--- WHAT THIS TASK INVOLVES ---
Take every line from the material that has the word "name" in it.

--- GIVEN INFORMATION ---
____

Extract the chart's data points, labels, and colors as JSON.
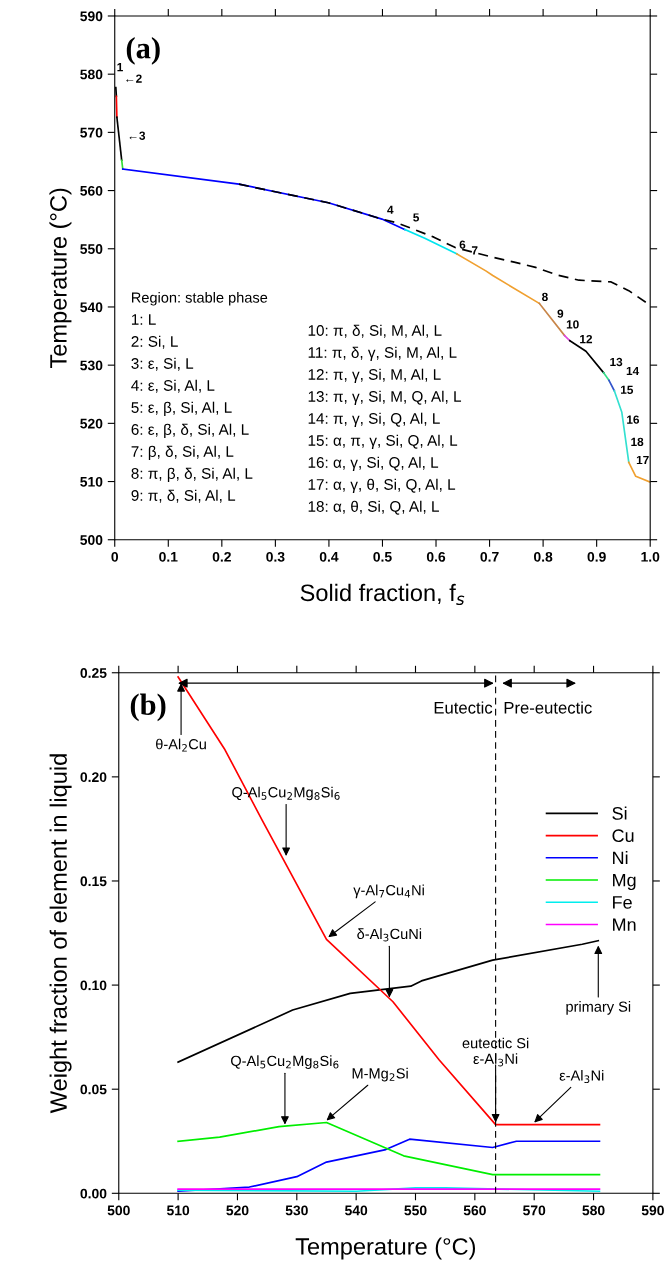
{
  "chart_data": [
    {
      "type": "line",
      "xlabel": "Solid fraction, f$_{s}$",
      "ylabel": "Temperature (°C)",
      "xlim": [
        0,
        1.0
      ],
      "ylim": [
        500,
        590
      ],
      "xticks": [
        0,
        0.1,
        0.2,
        0.3,
        0.4,
        0.5,
        0.6,
        0.7,
        0.8,
        0.9,
        {
          "value": 1.0,
          "label": "1.0"
        }
      ],
      "yticks": [
        500,
        510,
        520,
        530,
        540,
        550,
        560,
        570,
        580,
        590
      ],
      "series": [
        {
          "color": "#000000",
          "x": [
            0.002,
            0.003
          ],
          "values": [
            577.7,
            576.2
          ]
        },
        {
          "color": "#ff0000",
          "x": [
            0.003,
            0.004
          ],
          "values": [
            576.2,
            572.6
          ]
        },
        {
          "color": "#000000",
          "x": [
            0.004,
            0.013
          ],
          "values": [
            572.6,
            565.2
          ]
        },
        {
          "color": "#33dd33",
          "x": [
            0.013,
            0.015
          ],
          "values": [
            565.2,
            563.7
          ]
        },
        {
          "color": "#0000ff",
          "x": [
            0.015,
            0.232,
            0.399,
            0.499,
            0.542
          ],
          "values": [
            563.7,
            561.1,
            557.9,
            555.1,
            553.3
          ]
        },
        {
          "color": "#00e5ee",
          "x": [
            0.542,
            0.579,
            0.639
          ],
          "values": [
            553.3,
            551.8,
            549.1
          ]
        },
        {
          "color": "#f0a030",
          "x": [
            0.639,
            0.693,
            0.706,
            0.793
          ],
          "values": [
            549.1,
            546.2,
            545.4,
            540.6
          ]
        },
        {
          "color": "#c8864a",
          "x": [
            0.793,
            0.84
          ],
          "values": [
            540.6,
            535.1
          ]
        },
        {
          "color": "#dd44dd",
          "x": [
            0.84,
            0.85
          ],
          "values": [
            535.1,
            534.2
          ]
        },
        {
          "color": "#000000",
          "x": [
            0.85,
            0.88,
            0.913
          ],
          "values": [
            534.2,
            532.4,
            528.7
          ]
        },
        {
          "color": "#33dd88",
          "x": [
            0.913,
            0.923
          ],
          "values": [
            528.7,
            527.4
          ]
        },
        {
          "color": "#3355cc",
          "x": [
            0.923,
            0.933
          ],
          "values": [
            527.4,
            525.6
          ]
        },
        {
          "color": "#33e0d0",
          "x": [
            0.933,
            0.947,
            0.96
          ],
          "values": [
            525.6,
            521.9,
            513.3
          ]
        },
        {
          "color": "#f0a030",
          "x": [
            0.96,
            0.973,
            1.0
          ],
          "values": [
            513.3,
            510.9,
            509.9
          ]
        },
        {
          "color": "#000000",
          "line_style": "dashed",
          "x": [
            0.232,
            0.399,
            0.499,
            0.526,
            0.596,
            0.636,
            0.699,
            0.746,
            0.786,
            0.826,
            0.867,
            0.927,
            0.96,
            1.0
          ],
          "values": [
            561.1,
            557.9,
            555.1,
            554.5,
            552.0,
            550.2,
            548.7,
            547.7,
            546.8,
            545.5,
            544.6,
            544.3,
            542.8,
            540.3
          ]
        }
      ],
      "annotations": [
        "(a)",
        "Region: stable phase",
        "1: L",
        "2: Si, L",
        "3: ε, Si, L",
        "4: ε, Si, Al, L",
        "5: ε, β, Si, Al, L",
        "6: ε, β, δ, Si, Al, L",
        "7: β, δ, Si, Al, L",
        "8: π, β, δ, Si, Al, L",
        "9: π, δ, Si, Al, L",
        "10: π, δ, Si, M, Al, L",
        "11: π, δ, γ, Si, M, Al, L",
        "12: π, γ, Si, M, Al, L",
        "13: π, γ, Si, M, Q, Al, L",
        "14: π, γ, Si, Q, Al, L",
        "15: α, π, γ, Si, Q, Al, L",
        "16: α, γ, Si, Q, Al, L",
        "17: α, γ, θ, Si, Q, Al, L",
        "18: α, θ, Si, Q, Al, L",
        {
          "text": "1",
          "x": 0.002,
          "y": 577.7
        },
        {
          "text": "←2",
          "x": 0.003,
          "y": 576.2
        },
        {
          "text": "←3",
          "x": 0.004,
          "y": 572.6
        },
        {
          "text": "4",
          "x": 0.499,
          "y": 555.1
        },
        {
          "text": "5",
          "x": 0.542,
          "y": 553.3
        },
        {
          "text": "6",
          "x": 0.639,
          "y": 549.1
        },
        {
          "text": "7",
          "x": 0.693,
          "y": 546.2
        },
        {
          "text": "8",
          "x": 0.793,
          "y": 540.6
        },
        {
          "text": "9",
          "x": 0.84,
          "y": 535.1
        },
        {
          "text": "10",
          "x": 0.85,
          "y": 534.2
        },
        {
          "text": "12",
          "x": 0.88,
          "y": 532.4
        },
        {
          "text": "13",
          "x": 0.913,
          "y": 528.7
        },
        {
          "text": "14",
          "x": 0.923,
          "y": 527.4
        },
        {
          "text": "15",
          "x": 0.933,
          "y": 525.6
        },
        {
          "text": "16",
          "x": 0.947,
          "y": 521.9
        },
        {
          "text": "18",
          "x": 0.96,
          "y": 513.3
        },
        {
          "text": "17",
          "x": 0.973,
          "y": 510.9
        }
      ]
    },
    {
      "type": "line",
      "xlabel": "Temperature (°C)",
      "ylabel": "Weight fraction of element in liquid",
      "xlim": [
        500,
        590
      ],
      "ylim": [
        0,
        0.25
      ],
      "xticks": [
        500,
        510,
        520,
        530,
        540,
        550,
        560,
        570,
        580,
        590
      ],
      "yticks": [
        {
          "value": 0,
          "label": "0.00"
        },
        0.05,
        {
          "value": 0.1,
          "label": "0.10"
        },
        0.15,
        {
          "value": 0.2,
          "label": "0.20"
        },
        0.25
      ],
      "legend": "right",
      "series": [
        {
          "name": "Si",
          "color": "#000000",
          "x": [
            510,
            529.3,
            539,
            549.2,
            551,
            563,
            578.1,
            580.8
          ],
          "values": [
            0.063,
            0.088,
            0.096,
            0.0995,
            0.102,
            0.112,
            0.1196,
            0.1213
          ]
        },
        {
          "name": "Cu",
          "color": "#ff0000",
          "x": [
            510,
            517.9,
            524.2,
            535,
            546.2,
            554,
            563.5,
            581
          ],
          "values": [
            0.248,
            0.213,
            0.179,
            0.122,
            0.092,
            0.064,
            0.033,
            0.033
          ]
        },
        {
          "name": "Ni",
          "color": "#0000ff",
          "x": [
            510,
            522,
            530,
            535,
            545,
            549,
            563,
            567,
            581
          ],
          "values": [
            0.001,
            0.003,
            0.008,
            0.015,
            0.021,
            0.026,
            0.022,
            0.025,
            0.025
          ]
        },
        {
          "name": "Mg",
          "color": "#00ee00",
          "x": [
            510,
            517,
            527,
            535,
            548,
            563,
            581
          ],
          "values": [
            0.025,
            0.027,
            0.032,
            0.034,
            0.018,
            0.009,
            0.009
          ]
        },
        {
          "name": "Fe",
          "color": "#00eeee",
          "x": [
            510,
            540,
            550,
            555,
            581
          ],
          "values": [
            0.0015,
            0.001,
            0.0026,
            0.0026,
            0.001
          ]
        },
        {
          "name": "Mn",
          "color": "#ff00ff",
          "x": [
            510,
            581
          ],
          "values": [
            0.002,
            0.002
          ]
        }
      ],
      "ref_lines": [
        {
          "axis": "x",
          "value": 563.5,
          "line_style": "dashed",
          "color": "#000000"
        }
      ],
      "annotations": [
        "(b)",
        "Eutectic",
        "Pre-eutectic",
        {
          "text": "θ-Al$_{2}$Cu",
          "x": 510.5,
          "y": 0.245
        },
        {
          "text": "Q-Al$_{5}$Cu$_{2}$Mg$_{8}$Si$_{6}$",
          "x": 528.2,
          "y": 0.162
        },
        {
          "text": "γ-Al$_{7}$Cu$_{4}$Ni",
          "x": 535.3,
          "y": 0.123
        },
        {
          "text": "δ-Al$_{3}$CuNi",
          "x": 545.6,
          "y": 0.094
        },
        {
          "text": "primary Si",
          "x": 580.8,
          "y": 0.119
        },
        {
          "text": "Q-Al$_{5}$Cu$_{2}$Mg$_{8}$Si$_{6}$",
          "x": 528,
          "y": 0.033
        },
        {
          "text": "M-Mg$_{2}$Si",
          "x": 535,
          "y": 0.035
        },
        {
          "text": "eutectic Si\nε-Al$_{3}$Ni",
          "x": 563.5,
          "y": 0.034
        },
        {
          "text": "ε-Al$_{3}$Ni",
          "x": 570,
          "y": 0.034
        }
      ]
    }
  ]
}
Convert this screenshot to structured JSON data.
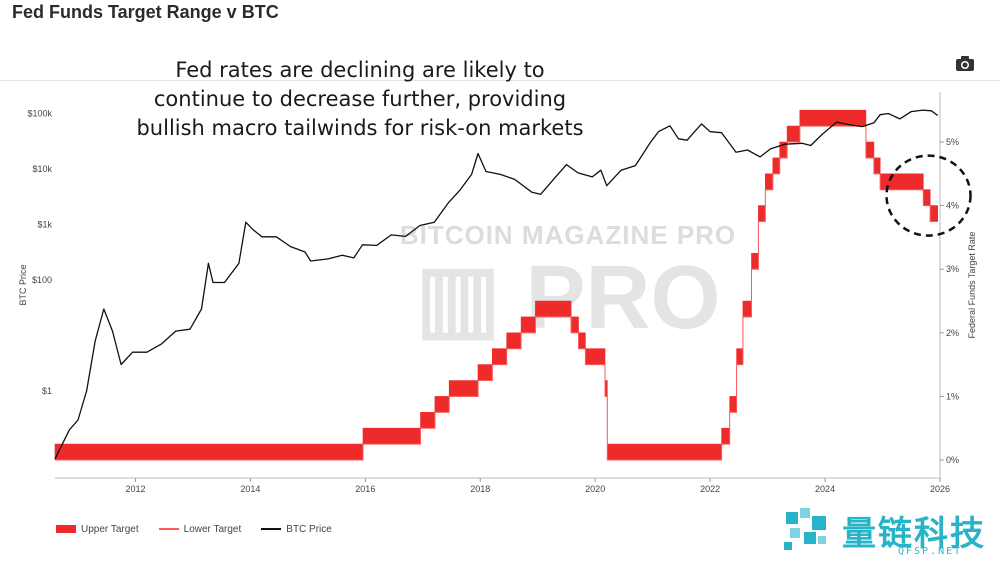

____

--- RESULT FOR THIS EXERCISE ---
          "name": "Si",
          "name": "Cu",
          "name": "Ni",
          "name": "Mg",
          "name": "Fe",
          "name": "Mn",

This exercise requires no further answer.